## [Input data]
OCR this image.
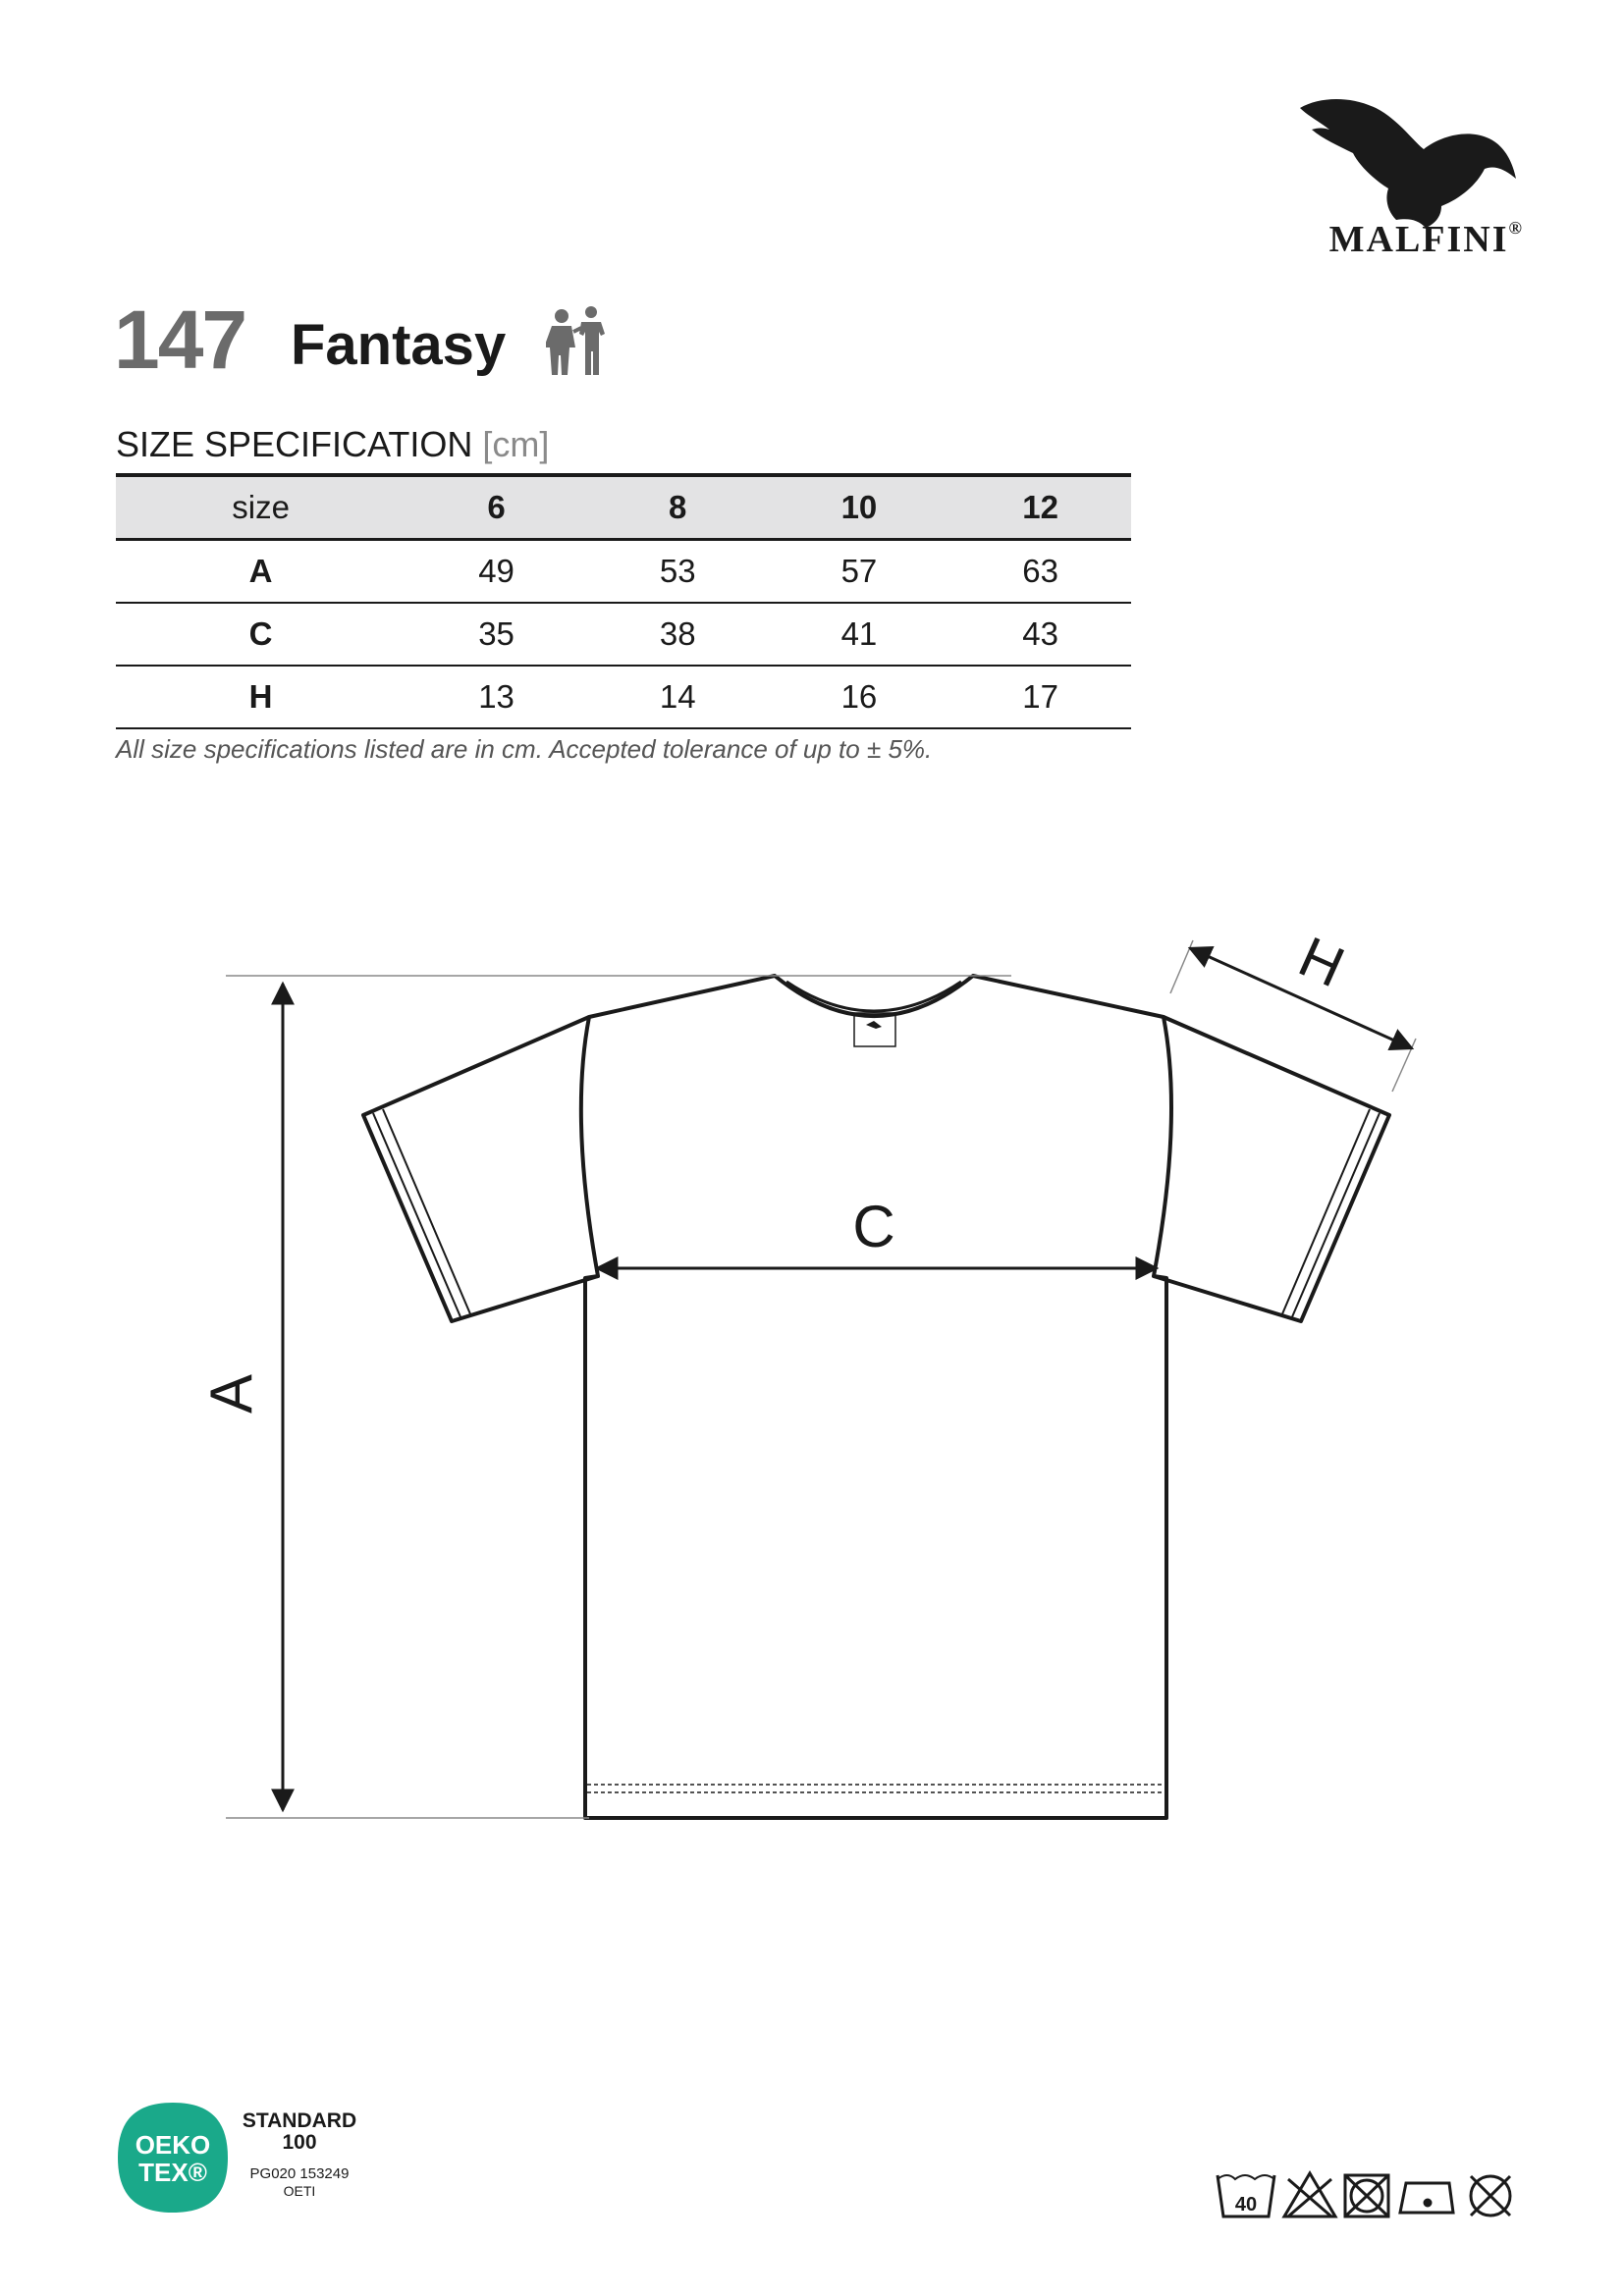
MALFINI®
147 Fantasy
SIZE SPECIFICATION [cm]
size	6	8	10	12
A	49	53	57	63
C	35	38	41	43
H	13	14	16	17
All size specifications listed are in cm. Accepted tolerance of up to ± 5%.
A
C
H
OEKO
TEX®
STANDARD
100
PG020 153249
OETI
40
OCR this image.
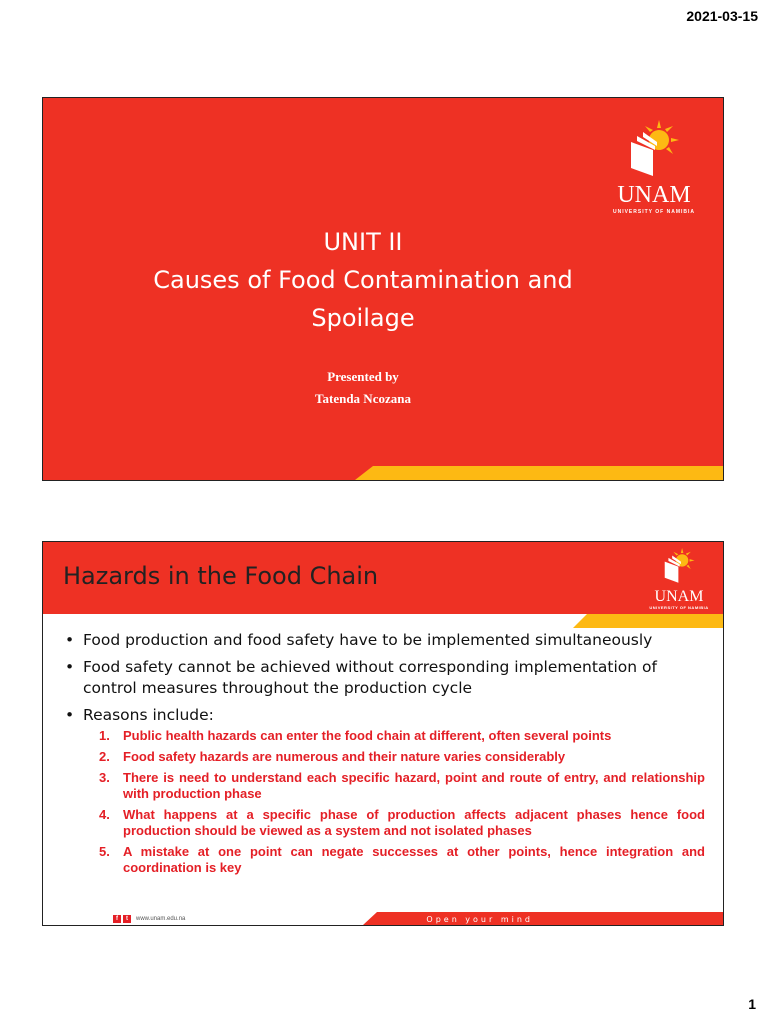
2021-03-15
UNAM
UNIVERSITY OF NAMIBIA
UNIT II
Causes of Food Contamination and
Spoilage
Presented by
Tatenda Ncozana
Hazards in the Food Chain
UNAM
UNIVERSITY OF NAMIBIA
• Food production and food safety have to be implemented simultaneously
• Food safety cannot be achieved without corresponding implementation of control measures throughout the production cycle
• Reasons include:
1. Public health hazards can enter the food chain at different, often several points
2. Food safety hazards are numerous and their nature varies considerably
3. There is need to understand each specific hazard, point and route of entry, and relationship with production phase
4. What happens at a specific phase of production affects adjacent phases hence food production should be viewed as a system and not isolated phases
5. A mistake at one point can negate successes at other points, hence integration and coordination is key
f	t	www.unam.edu.na	Open your mind
1
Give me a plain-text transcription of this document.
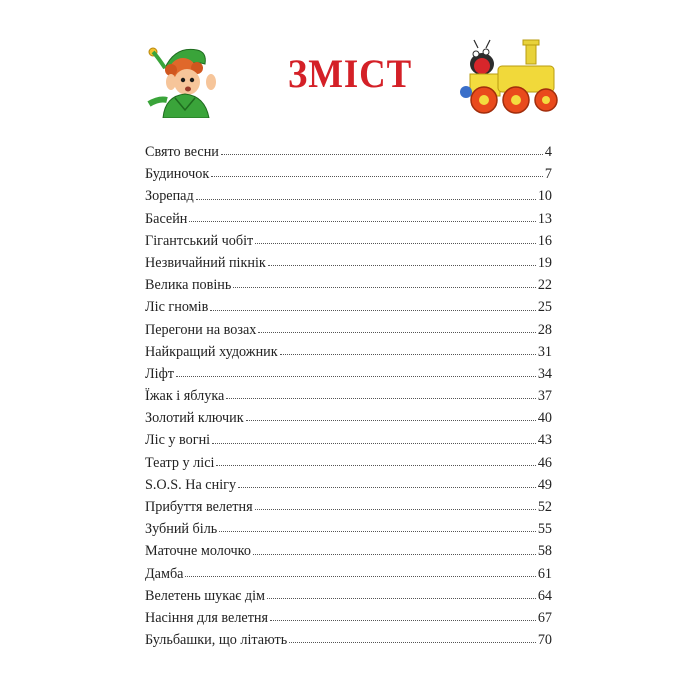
ЗМІСТ
Свято весни	4
Будиночок	7
Зорепад	10
Басейн	13
Гігантський чобіт	16
Незвичайний пікнік	19
Велика повінь	22
Ліс гномів	25
Перегони на возах	28
Найкращий художник	31
Ліфт	34
Їжак і яблука	37
Золотий ключик	40
Ліс у вогні	43
Театр у лісі	46
S.O.S. На снігу	49
Прибуття велетня	52
Зубний біль	55
Маточне молочко	58
Дамба	61
Велетень шукає дім	64
Насіння для велетня	67
Бульбашки, що літають	70
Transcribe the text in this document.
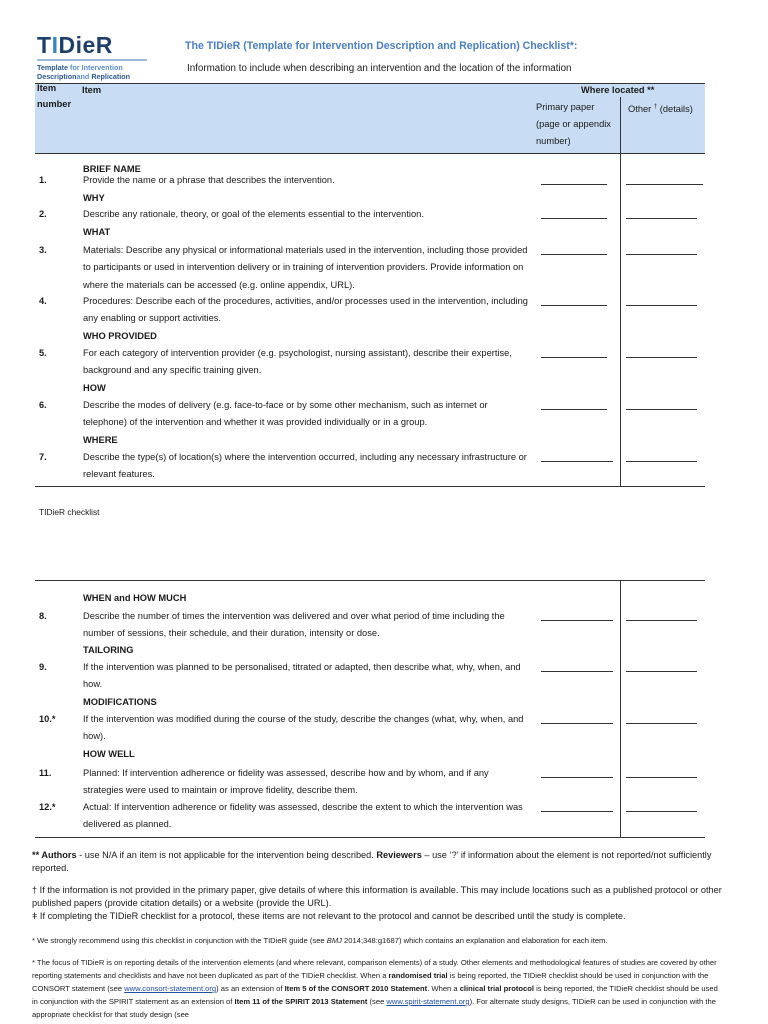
TIDieR
Template for Intervention
Descriptionand Replication
The TIDieR (Template for Intervention Description and Replication) Checklist*:
Information to include when describing an intervention and the location of the information
Item
number
Item	Where located **
Primary paper
(page or appendix
number)
Other † (details)
BRIEF NAME
1.	Provide the name or a phrase that describes the intervention.
WHY
2.	Describe any rationale, theory, or goal of the elements essential to the intervention.
WHAT
3.	Materials: Describe any physical or informational materials used in the intervention, including those provided to participants or used in intervention delivery or in training of intervention providers. Provide information on where the materials can be accessed (e.g. online appendix, URL).
4.	Procedures: Describe each of the procedures, activities, and/or processes used in the intervention, including any enabling or support activities.
WHO PROVIDED
5.	For each category of intervention provider (e.g. psychologist, nursing assistant), describe their expertise, background and any specific training given.
HOW
6.	Describe the modes of delivery (e.g. face-to-face or by some other mechanism, such as internet or telephone) of the intervention and whether it was provided individually or in a group.
WHERE
7.	Describe the type(s) of location(s) where the intervention occurred, including any necessary infrastructure or relevant features.
TIDieR checklist
WHEN and HOW MUCH
8.	Describe the number of times the intervention was delivered and over what period of time including the number of sessions, their schedule, and their duration, intensity or dose.
TAILORING
9.	If the intervention was planned to be personalised, titrated or adapted, then describe what, why, when, and how.
MODIFICATIONS
10.*	If the intervention was modified during the course of the study, describe the changes (what, why, when, and how).
HOW WELL
11.	Planned: If intervention adherence or fidelity was assessed, describe how and by whom, and if any strategies were used to maintain or improve fidelity, describe them.
12.*	Actual: If intervention adherence or fidelity was assessed, describe the extent to which the intervention was delivered as planned.
** Authors - use N/A if an item is not applicable for the intervention being described. Reviewers – use ‘?’ if information about the element is not reported/not sufficiently reported.
† If the information is not provided in the primary paper, give details of where this information is available. This may include locations such as a published protocol or other published papers (provide citation details) or a website (provide the URL).
ǂ If completing the TIDieR checklist for a protocol, these items are not relevant to the protocol and cannot be described until the study is complete.
* We strongly recommend using this checklist in conjunction with the TIDieR guide (see BMJ 2014;348:g1687) which contains an explanation and elaboration for each item.
* The focus of TIDieR is on reporting details of the intervention elements (and where relevant, comparison elements) of a study. Other elements and methodological features of studies are covered by other reporting statements and checklists and have not been duplicated as part of the TIDieR checklist. When a randomised trial is being reported, the TIDieR checklist should be used in conjunction with the CONSORT statement (see www.consort-statement.org) as an extension of Item 5 of the CONSORT 2010 Statement. When a clinical trial protocol is being reported, the TIDieR checklist should be used in conjunction with the SPIRIT statement as an extension of Item 11 of the SPIRIT 2013 Statement (see www.spirit-statement.org). For alternate study designs, TIDieR can be used in conjunction with the appropriate checklist for that study design (see
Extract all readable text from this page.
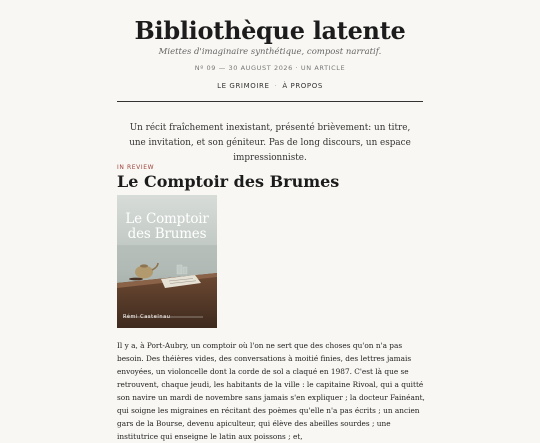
Bibliothèque latente
Miettes d'imaginaire synthétique, compost narratif.
Nº 09 — 30 AUGUST 2026 · UN ARTICLE
LE GRIMOIRE · À PROPOS
Un récit fraîchement inexistant, présenté brièvement: un titre, une invitation, et son géniteur. Pas de long discours, un espace impressionniste.
IN REVIEW
Le Comptoir des Brumes
Le Comptoir des Brumes
Rémi Castelnau
Il y a, à Port-Aubry, un comptoir où l'on ne sert que des choses qu'on n'a pas besoin. Des théières vides, des conversations à moitié finies, des lettres jamais envoyées, un violoncelle dont la corde de sol a claqué en 1987. C'est là que se retrouvent, chaque jeudi, les habitants de la ville : le capitaine Rivoal, qui a quitté son navire un mardi de novembre sans jamais s'en expliquer ; la docteur Fainéant, qui soigne les migraines en récitant des poèmes qu'elle n'a pas écrits ; un ancien gars de la Bourse, devenu apiculteur, qui élève des abeilles sourdes ; une institutrice qui enseigne le latin aux poissons ; et,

## [Directions for this task]
Return every line of the preceding records in which the word "described" appears.

## [Result below]
** Authors - use N/A if an item is not applicable for the intervention being described. Reviewers – use ‘?’ if information about the element is not reported/not sufficiently reported.
ǂ If completing the TIDieR checklist for a protocol, these items are not relevant to the protocol and cannot be described until the study is complete.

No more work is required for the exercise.